[start of Record list]

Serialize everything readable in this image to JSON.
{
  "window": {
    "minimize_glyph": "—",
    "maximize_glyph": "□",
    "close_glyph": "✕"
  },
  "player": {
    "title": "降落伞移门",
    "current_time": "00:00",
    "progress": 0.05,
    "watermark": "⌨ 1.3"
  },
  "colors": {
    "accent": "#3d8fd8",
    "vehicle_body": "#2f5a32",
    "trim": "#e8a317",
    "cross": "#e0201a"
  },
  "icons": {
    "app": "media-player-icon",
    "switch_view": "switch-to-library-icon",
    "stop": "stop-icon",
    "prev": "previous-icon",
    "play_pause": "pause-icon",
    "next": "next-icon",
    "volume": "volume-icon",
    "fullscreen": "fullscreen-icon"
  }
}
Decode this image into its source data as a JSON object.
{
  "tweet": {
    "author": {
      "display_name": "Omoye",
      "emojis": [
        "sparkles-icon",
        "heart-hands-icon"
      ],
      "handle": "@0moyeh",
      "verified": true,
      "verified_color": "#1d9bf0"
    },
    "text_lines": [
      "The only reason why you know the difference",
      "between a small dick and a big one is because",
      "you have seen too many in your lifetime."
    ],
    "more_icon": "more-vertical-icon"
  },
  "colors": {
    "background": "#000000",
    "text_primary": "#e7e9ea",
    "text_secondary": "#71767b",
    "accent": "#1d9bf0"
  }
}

[end of Record list]

*Task description:*
Extract all of the material exactly as it is written.

*Exercise answer:*
Serialize everything readable in this image to JSON.
{
  "window": {
    "minimize_glyph": "—",
    "maximize_glyph": "□",
    "close_glyph": "✕"
  },
  "player": {
    "title": "降落伞移门",
    "current_time": "00:00",
    "progress": 0.05,
    "watermark": "⌨ 1.3"
  },
  "colors": {
    "accent": "#3d8fd8",
    "vehicle_body": "#2f5a32",
    "trim": "#e8a317",
    "cross": "#e0201a"
  },
  "icons": {
    "app": "media-player-icon",
    "switch_view": "switch-to-library-icon",
    "stop": "stop-icon",
    "prev": "previous-icon",
    "play_pause": "pause-icon",
    "next": "next-icon",
    "volume": "volume-icon",
    "fullscreen": "fullscreen-icon"
  }
}
Decode this image into its source data as a JSON object.
{
  "tweet": {
    "author": {
      "display_name": "Omoye",
      "emojis": [
        "sparkles-icon",
        "heart-hands-icon"
      ],
      "handle": "@0moyeh",
      "verified": true,
      "verified_color": "#1d9bf0"
    },
    "text_lines": [
      "The only reason why you know the difference",
      "between a small dick and a big one is because",
      "you have seen too many in your lifetime."
    ],
    "more_icon": "more-vertical-icon"
  },
  "colors": {
    "background": "#000000",
    "text_primary": "#e7e9ea",
    "text_secondary": "#71767b",
    "accent": "#1d9bf0"
  }
}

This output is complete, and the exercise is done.